__Stated problem__. Using the data beneath, show every line that includes the word "COLPATRIA".

__Source records__.
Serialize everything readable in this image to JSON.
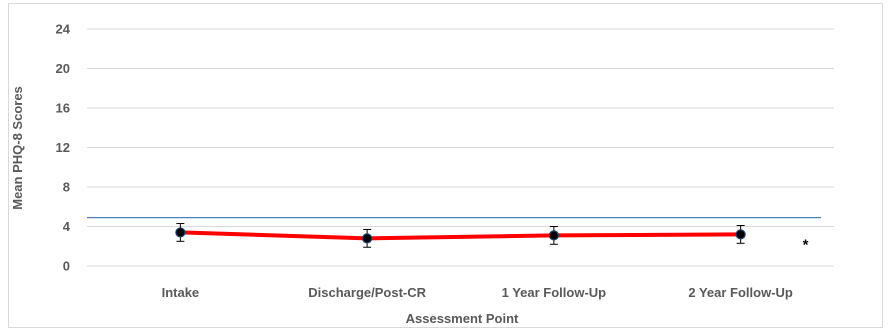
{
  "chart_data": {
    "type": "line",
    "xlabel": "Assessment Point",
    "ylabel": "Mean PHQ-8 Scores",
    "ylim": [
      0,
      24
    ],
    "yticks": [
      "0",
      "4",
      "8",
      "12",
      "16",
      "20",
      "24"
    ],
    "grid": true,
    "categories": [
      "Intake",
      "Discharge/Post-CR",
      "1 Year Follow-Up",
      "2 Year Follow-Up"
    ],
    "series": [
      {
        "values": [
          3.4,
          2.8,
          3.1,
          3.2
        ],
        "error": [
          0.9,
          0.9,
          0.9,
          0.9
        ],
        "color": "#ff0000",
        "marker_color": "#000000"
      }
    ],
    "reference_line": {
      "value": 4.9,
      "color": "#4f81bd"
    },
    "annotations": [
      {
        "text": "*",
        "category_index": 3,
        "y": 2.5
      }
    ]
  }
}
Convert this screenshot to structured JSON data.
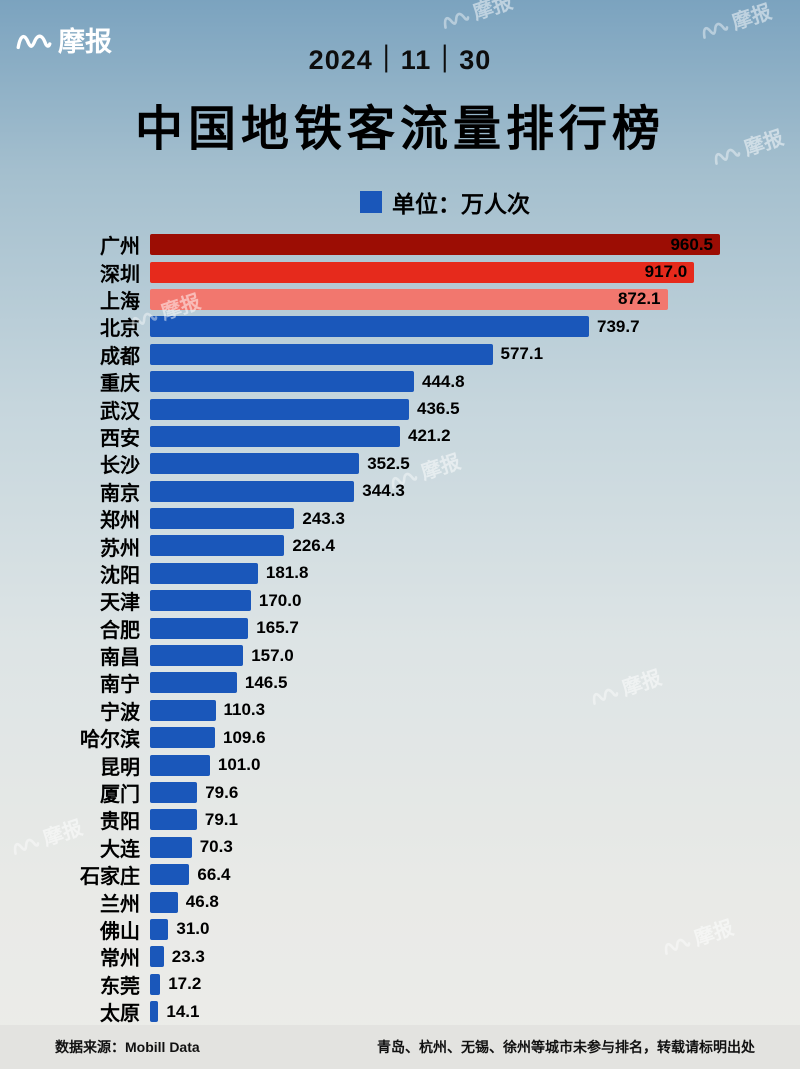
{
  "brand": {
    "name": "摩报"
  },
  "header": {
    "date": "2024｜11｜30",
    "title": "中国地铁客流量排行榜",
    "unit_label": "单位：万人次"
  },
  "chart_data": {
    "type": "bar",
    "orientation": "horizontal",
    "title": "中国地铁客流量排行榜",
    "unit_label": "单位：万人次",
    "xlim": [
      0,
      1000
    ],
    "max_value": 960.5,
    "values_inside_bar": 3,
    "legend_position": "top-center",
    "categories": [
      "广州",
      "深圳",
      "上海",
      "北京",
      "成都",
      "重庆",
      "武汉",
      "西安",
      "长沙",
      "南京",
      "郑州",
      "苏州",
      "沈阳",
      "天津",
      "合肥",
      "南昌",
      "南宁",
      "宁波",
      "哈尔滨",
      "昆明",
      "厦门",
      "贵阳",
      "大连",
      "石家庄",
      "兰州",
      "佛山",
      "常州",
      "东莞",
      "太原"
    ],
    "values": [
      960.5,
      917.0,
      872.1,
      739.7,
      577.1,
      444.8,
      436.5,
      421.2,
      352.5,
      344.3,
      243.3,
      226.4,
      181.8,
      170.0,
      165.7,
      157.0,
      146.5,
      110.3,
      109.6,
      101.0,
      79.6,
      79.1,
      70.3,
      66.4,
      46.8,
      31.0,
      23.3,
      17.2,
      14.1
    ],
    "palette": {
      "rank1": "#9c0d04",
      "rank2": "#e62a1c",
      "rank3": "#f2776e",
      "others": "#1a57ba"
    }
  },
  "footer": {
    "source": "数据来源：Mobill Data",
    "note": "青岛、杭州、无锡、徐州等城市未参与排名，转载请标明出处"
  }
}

...

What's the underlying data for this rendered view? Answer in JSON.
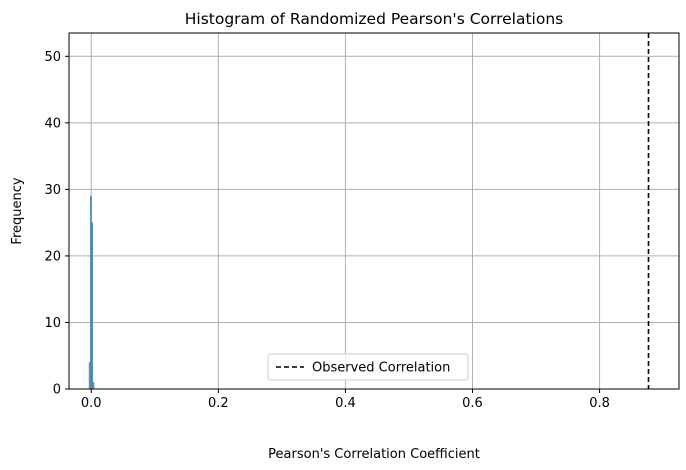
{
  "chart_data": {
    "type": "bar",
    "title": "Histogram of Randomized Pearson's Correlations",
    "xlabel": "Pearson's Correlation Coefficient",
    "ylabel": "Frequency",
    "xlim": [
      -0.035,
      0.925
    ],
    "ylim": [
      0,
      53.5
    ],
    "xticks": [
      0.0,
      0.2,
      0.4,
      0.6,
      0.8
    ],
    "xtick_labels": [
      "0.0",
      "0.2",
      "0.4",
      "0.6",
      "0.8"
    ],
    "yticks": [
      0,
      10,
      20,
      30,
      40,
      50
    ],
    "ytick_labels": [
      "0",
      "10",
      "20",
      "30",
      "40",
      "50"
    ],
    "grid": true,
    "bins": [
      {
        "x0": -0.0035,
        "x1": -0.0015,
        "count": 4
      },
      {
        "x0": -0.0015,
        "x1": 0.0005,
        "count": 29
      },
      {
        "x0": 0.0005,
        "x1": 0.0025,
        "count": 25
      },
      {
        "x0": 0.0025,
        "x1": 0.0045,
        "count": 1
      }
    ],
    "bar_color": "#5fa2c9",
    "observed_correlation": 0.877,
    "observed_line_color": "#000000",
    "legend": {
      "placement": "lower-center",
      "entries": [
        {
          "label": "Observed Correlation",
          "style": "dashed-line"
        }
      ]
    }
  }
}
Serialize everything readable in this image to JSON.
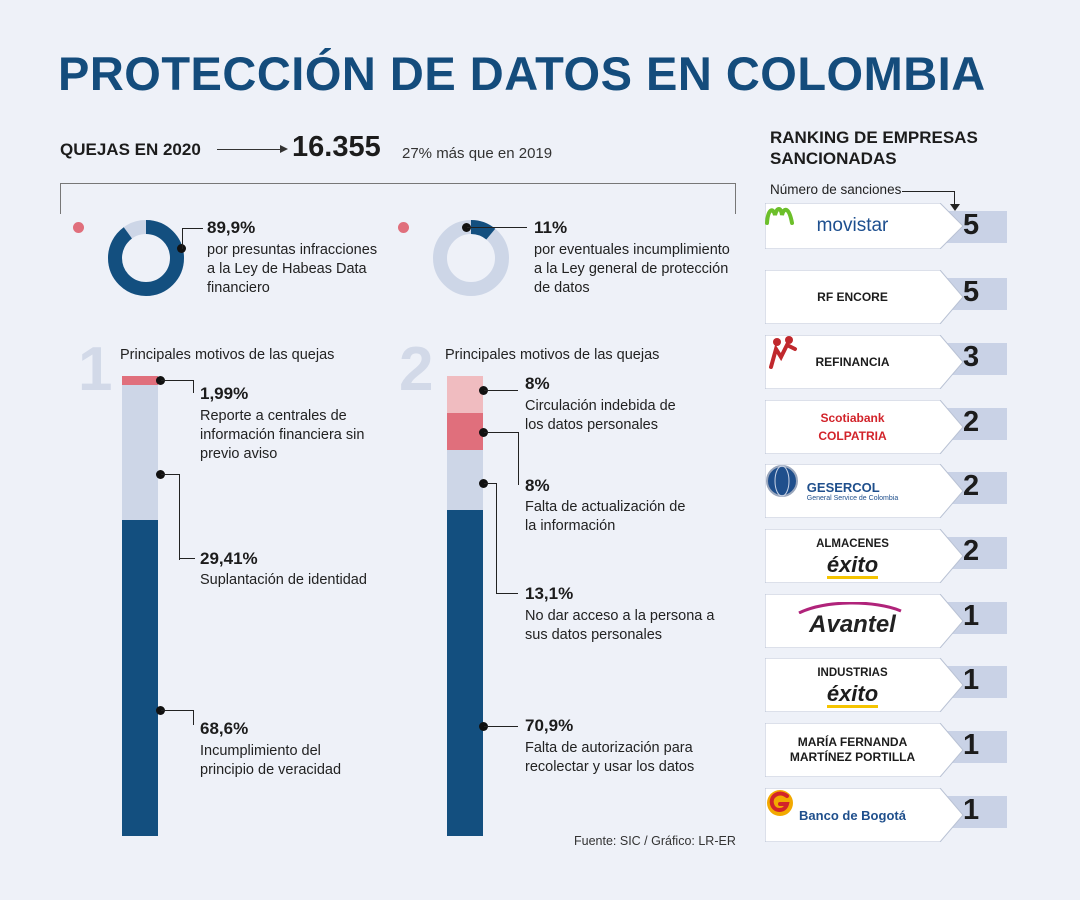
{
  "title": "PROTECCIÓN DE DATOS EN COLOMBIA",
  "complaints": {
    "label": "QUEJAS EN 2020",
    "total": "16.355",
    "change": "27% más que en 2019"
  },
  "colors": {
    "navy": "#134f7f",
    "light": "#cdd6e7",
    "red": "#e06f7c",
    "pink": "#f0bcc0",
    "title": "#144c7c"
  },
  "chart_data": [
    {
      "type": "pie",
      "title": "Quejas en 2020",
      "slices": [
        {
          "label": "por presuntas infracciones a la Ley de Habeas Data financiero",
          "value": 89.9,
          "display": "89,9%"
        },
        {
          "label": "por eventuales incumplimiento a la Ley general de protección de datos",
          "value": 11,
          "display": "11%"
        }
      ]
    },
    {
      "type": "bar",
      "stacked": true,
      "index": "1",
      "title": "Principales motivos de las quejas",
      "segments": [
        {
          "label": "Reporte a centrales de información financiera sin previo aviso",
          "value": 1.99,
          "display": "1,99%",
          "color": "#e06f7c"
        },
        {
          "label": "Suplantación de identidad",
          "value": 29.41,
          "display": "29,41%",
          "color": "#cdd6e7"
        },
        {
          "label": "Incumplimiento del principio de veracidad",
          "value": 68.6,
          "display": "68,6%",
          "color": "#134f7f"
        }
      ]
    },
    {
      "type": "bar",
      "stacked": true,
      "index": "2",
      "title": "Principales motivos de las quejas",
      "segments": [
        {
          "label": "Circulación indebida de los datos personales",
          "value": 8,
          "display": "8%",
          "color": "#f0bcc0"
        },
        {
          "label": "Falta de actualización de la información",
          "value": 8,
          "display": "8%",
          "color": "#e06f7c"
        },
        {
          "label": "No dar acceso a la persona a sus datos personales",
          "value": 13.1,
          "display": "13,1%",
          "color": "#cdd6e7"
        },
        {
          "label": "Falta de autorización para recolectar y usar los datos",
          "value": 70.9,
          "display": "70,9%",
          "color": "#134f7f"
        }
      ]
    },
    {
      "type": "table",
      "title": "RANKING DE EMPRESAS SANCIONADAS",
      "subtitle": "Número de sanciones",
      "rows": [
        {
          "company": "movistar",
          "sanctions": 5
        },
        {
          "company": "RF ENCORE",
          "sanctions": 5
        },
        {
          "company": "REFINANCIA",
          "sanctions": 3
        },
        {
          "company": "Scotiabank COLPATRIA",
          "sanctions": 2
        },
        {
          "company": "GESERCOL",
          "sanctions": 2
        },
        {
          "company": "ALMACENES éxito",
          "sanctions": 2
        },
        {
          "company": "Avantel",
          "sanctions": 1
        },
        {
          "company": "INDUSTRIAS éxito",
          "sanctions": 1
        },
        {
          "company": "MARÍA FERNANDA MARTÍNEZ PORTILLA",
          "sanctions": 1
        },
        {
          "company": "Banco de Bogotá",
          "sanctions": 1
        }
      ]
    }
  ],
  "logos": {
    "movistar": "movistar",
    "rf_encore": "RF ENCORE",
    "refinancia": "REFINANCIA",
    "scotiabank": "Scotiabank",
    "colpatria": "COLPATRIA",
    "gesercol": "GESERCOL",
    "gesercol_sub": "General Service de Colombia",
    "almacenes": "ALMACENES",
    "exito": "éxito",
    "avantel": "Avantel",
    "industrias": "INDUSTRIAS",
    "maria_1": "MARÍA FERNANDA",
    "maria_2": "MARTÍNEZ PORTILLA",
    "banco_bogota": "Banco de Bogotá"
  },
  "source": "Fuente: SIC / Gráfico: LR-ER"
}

__Answer in full__.
          "company": "Scotiabank COLPATRIA",
    "colpatria": "COLPATRIA",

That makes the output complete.